◆ **PROMPT**:
Pick up the PyTorch issue thread about the dynamic-dimension constraint error and continue it from the point where it stops.

◆ **QUOTED PASSAGE**:
= Beginning of Section =

2023-06-16T13:54:07.7616030Z   1. Could not validate constraint RelaxedUnspecConstraint(L['input_ids'].size()[0]) as L['input_ids'].size()[0] is actually a non-atomic symbolic expression 4. Did you really mean to mark this dimension as dynamic?

cc @ezyang @msaroufim @wconstab @bdhirsh @anijain2305

ezyang commented 1 year ago

First step to debug this is get a TORCH_LOGS=dynamic log on it

ezyang commented 1 year ago

Relevant logs:

[2023-06-23 07:08:02,265] torch.fx.experimental.symbolic_shapes: [INFO] 20.0: create_symbol s0 = 4 for L['input_ids'].size()[0]       
[2023-06-23 07:08:02,421] torch.fx.experimental.symbolic_shapes: [INFO] 20.0: eval Ne(s0, 512) [guard added] at transformers/src/transformers/models/t5/modeling_t5.py:259 in forward (_subclasses/fake_tensor.py:724 in fast_binary_impl)                                  
[2023-06-23 07:08:02,582] torch.fx.experimental.symbolic_shapes: [INFO] 20.0: eval Eq(s0, 4) [guard added] at transformers/src/transformers/models/t5/modeling_t5.py:559 in forward (_refs/__init__.py:368 in _broadcast_shapes)

= End of Section =

◆ **Dataset entries**:
= Beginning of Section =

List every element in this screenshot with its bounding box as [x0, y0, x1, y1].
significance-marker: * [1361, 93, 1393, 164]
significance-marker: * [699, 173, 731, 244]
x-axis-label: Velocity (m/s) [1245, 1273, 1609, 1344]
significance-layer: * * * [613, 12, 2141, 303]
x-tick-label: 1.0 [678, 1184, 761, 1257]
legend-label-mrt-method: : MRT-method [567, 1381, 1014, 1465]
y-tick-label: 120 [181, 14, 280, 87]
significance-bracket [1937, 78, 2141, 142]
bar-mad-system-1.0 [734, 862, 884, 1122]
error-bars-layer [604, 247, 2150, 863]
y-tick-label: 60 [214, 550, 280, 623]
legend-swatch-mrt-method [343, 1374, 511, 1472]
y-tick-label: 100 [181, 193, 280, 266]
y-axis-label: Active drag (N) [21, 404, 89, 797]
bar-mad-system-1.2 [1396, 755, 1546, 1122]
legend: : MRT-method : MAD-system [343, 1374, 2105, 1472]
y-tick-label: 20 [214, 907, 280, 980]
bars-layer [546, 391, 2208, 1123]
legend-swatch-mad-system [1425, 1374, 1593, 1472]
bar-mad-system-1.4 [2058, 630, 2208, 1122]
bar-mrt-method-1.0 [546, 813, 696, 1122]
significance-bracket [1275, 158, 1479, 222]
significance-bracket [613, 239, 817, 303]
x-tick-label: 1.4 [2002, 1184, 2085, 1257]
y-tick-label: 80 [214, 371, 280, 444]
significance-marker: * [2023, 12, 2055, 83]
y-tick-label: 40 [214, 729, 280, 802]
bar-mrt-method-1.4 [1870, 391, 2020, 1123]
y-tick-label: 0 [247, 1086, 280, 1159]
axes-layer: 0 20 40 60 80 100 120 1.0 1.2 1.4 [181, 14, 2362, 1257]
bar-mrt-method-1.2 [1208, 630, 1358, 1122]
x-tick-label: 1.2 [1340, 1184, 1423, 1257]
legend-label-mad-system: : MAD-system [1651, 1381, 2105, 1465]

= End of Section =

◆ **RESPONSE BOX**:
[2023-06-23 07:08:13,538] torch.fx.experimental.symbolic_shapes: [INFO] 20.0: produce_guards                       
ERROR:common:Constraints violated!                                                                                                    
  1. Could not validate constraint RelaxedUnspecConstraint(L['input_ids'].size()[0]) as L['input_ids'].size()[0] is actually a non-atomic symbolic expression 4. Did you really mean to mark this dimension as dynamic?   

Actually, this feels a bit familiar...

ezyang commented 1 year ago

I think this is the same as https://github.com/pytorch/pytorch/issues/102814#issue-1737404026 (probably bfloat16 has perturbed the graph breaks which is why it is breaking now).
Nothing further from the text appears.